** start **
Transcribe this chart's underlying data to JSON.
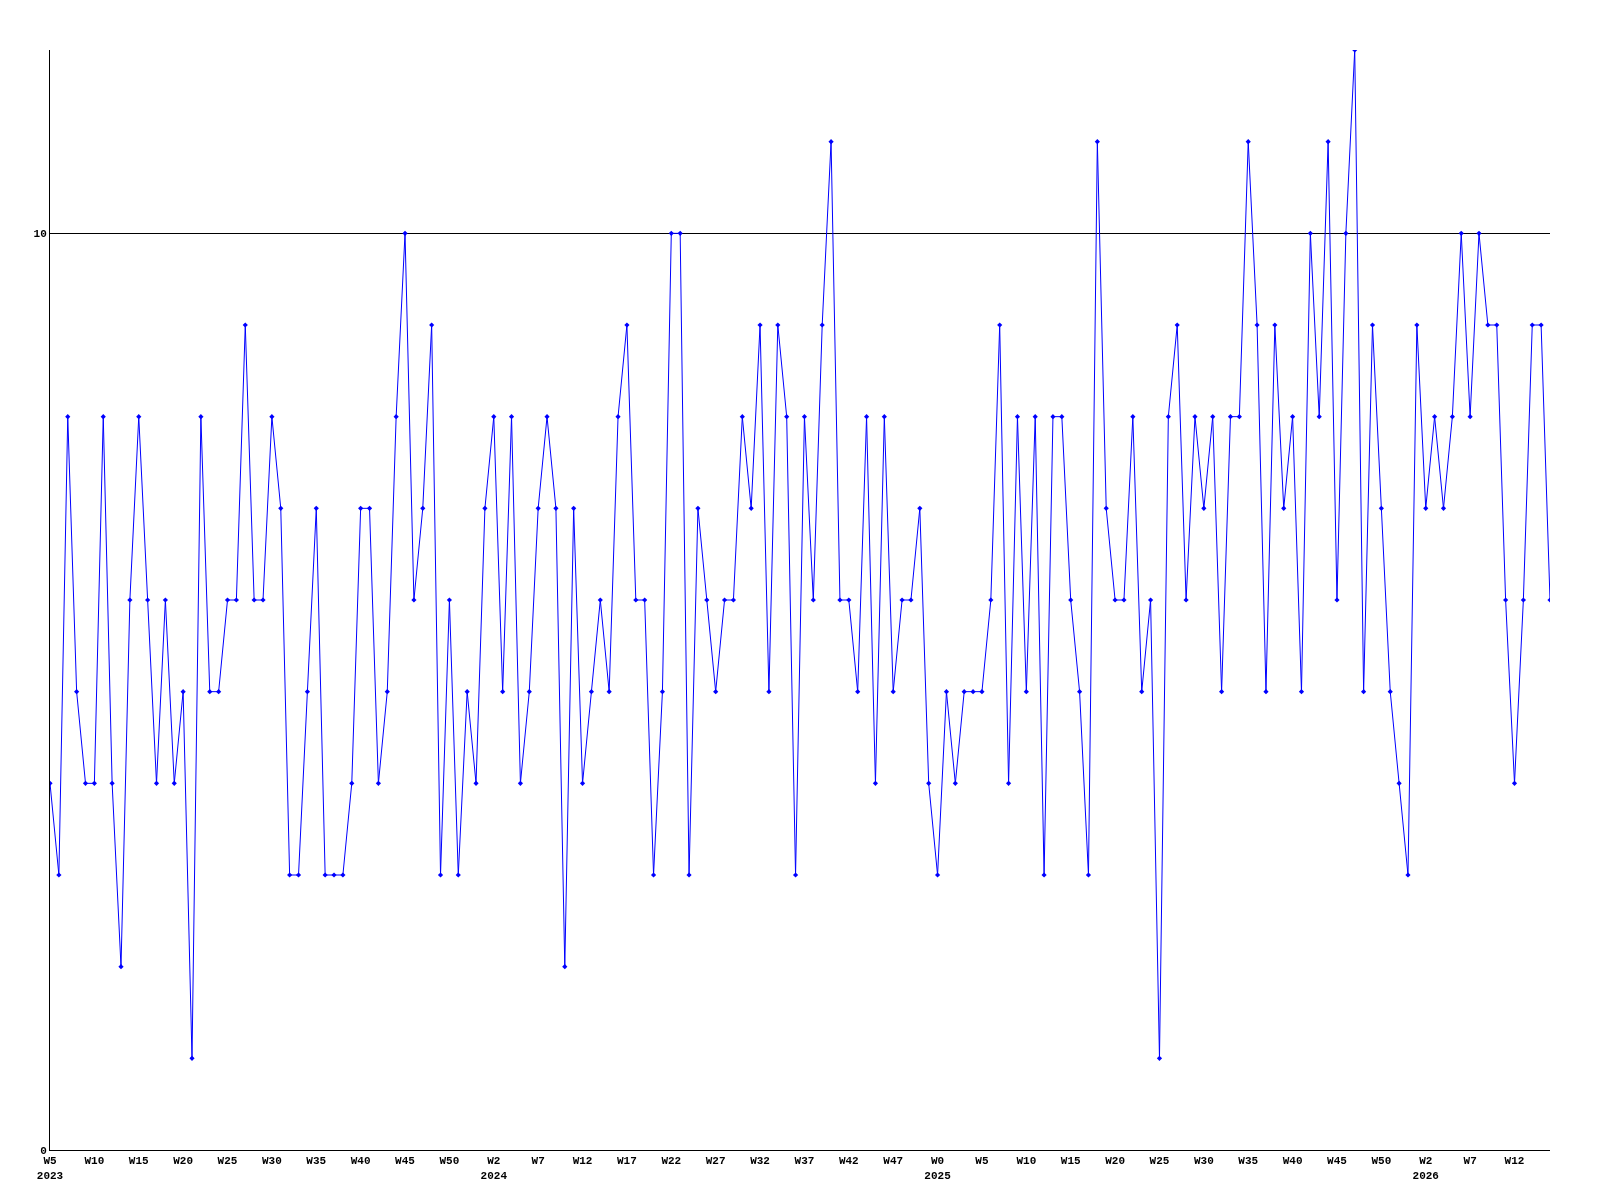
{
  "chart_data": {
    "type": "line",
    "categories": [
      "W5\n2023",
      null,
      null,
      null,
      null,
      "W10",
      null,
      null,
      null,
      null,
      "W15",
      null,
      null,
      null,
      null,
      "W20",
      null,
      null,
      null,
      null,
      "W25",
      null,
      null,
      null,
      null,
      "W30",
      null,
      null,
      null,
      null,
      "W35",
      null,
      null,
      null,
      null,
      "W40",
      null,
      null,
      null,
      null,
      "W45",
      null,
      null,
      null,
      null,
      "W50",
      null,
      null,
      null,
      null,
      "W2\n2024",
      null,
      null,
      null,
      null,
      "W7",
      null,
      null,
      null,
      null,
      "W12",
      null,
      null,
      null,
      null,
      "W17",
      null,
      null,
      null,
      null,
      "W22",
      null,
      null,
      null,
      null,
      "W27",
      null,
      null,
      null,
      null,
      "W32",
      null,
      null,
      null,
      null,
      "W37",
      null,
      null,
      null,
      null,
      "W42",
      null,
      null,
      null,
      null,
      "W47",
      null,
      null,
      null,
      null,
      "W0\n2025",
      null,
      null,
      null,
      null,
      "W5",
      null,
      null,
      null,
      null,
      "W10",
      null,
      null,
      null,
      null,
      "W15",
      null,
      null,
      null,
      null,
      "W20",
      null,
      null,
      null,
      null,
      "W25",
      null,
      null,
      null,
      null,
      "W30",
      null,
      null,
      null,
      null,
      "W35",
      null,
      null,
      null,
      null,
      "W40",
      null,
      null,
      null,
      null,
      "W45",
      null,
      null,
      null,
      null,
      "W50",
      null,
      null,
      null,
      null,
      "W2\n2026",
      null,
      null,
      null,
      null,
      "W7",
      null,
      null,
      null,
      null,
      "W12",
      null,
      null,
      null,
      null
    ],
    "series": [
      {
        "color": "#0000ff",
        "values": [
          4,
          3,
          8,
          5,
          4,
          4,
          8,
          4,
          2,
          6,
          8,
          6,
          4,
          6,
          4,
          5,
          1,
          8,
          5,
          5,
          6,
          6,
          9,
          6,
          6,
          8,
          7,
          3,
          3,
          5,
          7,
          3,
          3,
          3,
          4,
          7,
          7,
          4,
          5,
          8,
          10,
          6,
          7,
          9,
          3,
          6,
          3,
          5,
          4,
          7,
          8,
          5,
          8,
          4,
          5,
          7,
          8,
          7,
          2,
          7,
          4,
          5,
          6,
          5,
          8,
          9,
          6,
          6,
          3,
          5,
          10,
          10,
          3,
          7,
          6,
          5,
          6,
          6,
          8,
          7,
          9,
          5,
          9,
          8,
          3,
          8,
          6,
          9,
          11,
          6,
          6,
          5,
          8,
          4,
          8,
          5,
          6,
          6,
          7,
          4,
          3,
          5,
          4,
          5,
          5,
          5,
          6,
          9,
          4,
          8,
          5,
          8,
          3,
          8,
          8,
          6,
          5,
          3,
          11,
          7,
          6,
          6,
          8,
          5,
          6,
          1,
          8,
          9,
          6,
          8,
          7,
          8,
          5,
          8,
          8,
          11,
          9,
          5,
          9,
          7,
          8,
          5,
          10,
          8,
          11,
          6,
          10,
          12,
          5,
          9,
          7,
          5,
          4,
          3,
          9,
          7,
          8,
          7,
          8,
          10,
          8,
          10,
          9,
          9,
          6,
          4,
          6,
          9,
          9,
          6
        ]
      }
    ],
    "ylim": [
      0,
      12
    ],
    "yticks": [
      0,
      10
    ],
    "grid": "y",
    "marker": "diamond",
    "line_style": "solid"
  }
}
** end **
Leave out the pictures and output every record above precisely as given.

Transcribe this chart's underlying data to JSON.
{
  "chart_data": {
    "type": "line",
    "categories": [
      "W5\n2023",
      null,
      null,
      null,
      null,
      "W10",
      null,
      null,
      null,
      null,
      "W15",
      null,
      null,
      null,
      null,
      "W20",
      null,
      null,
      null,
      null,
      "W25",
      null,
      null,
      null,
      null,
      "W30",
      null,
      null,
      null,
      null,
      "W35",
      null,
      null,
      null,
      null,
      "W40",
      null,
      null,
      null,
      null,
      "W45",
      null,
      null,
      null,
      null,
      "W50",
      null,
      null,
      null,
      null,
      "W2\n2024",
      null,
      null,
      null,
      null,
      "W7",
      null,
      null,
      null,
      null,
      "W12",
      null,
      null,
      null,
      null,
      "W17",
      null,
      null,
      null,
      null,
      "W22",
      null,
      null,
      null,
      null,
      "W27",
      null,
      null,
      null,
      null,
      "W32",
      null,
      null,
      null,
      null,
      "W37",
      null,
      null,
      null,
      null,
      "W42",
      null,
      null,
      null,
      null,
      "W47",
      null,
      null,
      null,
      null,
      "W0\n2025",
      null,
      null,
      null,
      null,
      "W5",
      null,
      null,
      null,
      null,
      "W10",
      null,
      null,
      null,
      null,
      "W15",
      null,
      null,
      null,
      null,
      "W20",
      null,
      null,
      null,
      null,
      "W25",
      null,
      null,
      null,
      null,
      "W30",
      null,
      null,
      null,
      null,
      "W35",
      null,
      null,
      null,
      null,
      "W40",
      null,
      null,
      null,
      null,
      "W45",
      null,
      null,
      null,
      null,
      "W50",
      null,
      null,
      null,
      null,
      "W2\n2026",
      null,
      null,
      null,
      null,
      "W7",
      null,
      null,
      null,
      null,
      "W12",
      null,
      null,
      null,
      null
    ],
    "series": [
      {
        "color": "#0000ff",
        "values": [
          4,
          3,
          8,
          5,
          4,
          4,
          8,
          4,
          2,
          6,
          8,
          6,
          4,
          6,
          4,
          5,
          1,
          8,
          5,
          5,
          6,
          6,
          9,
          6,
          6,
          8,
          7,
          3,
          3,
          5,
          7,
          3,
          3,
          3,
          4,
          7,
          7,
          4,
          5,
          8,
          10,
          6,
          7,
          9,
          3,
          6,
          3,
          5,
          4,
          7,
          8,
          5,
          8,
          4,
          5,
          7,
          8,
          7,
          2,
          7,
          4,
          5,
          6,
          5,
          8,
          9,
          6,
          6,
          3,
          5,
          10,
          10,
          3,
          7,
          6,
          5,
          6,
          6,
          8,
          7,
          9,
          5,
          9,
          8,
          3,
          8,
          6,
          9,
          11,
          6,
          6,
          5,
          8,
          4,
          8,
          5,
          6,
          6,
          7,
          4,
          3,
          5,
          4,
          5,
          5,
          5,
          6,
          9,
          4,
          8,
          5,
          8,
          3,
          8,
          8,
          6,
          5,
          3,
          11,
          7,
          6,
          6,
          8,
          5,
          6,
          1,
          8,
          9,
          6,
          8,
          7,
          8,
          5,
          8,
          8,
          11,
          9,
          5,
          9,
          7,
          8,
          5,
          10,
          8,
          11,
          6,
          10,
          12,
          5,
          9,
          7,
          5,
          4,
          3,
          9,
          7,
          8,
          7,
          8,
          10,
          8,
          10,
          9,
          9,
          6,
          4,
          6,
          9,
          9,
          6
        ]
      }
    ],
    "ylim": [
      0,
      12
    ],
    "yticks": [
      0,
      10
    ],
    "grid": "y",
    "marker": "diamond",
    "line_style": "solid"
  }
}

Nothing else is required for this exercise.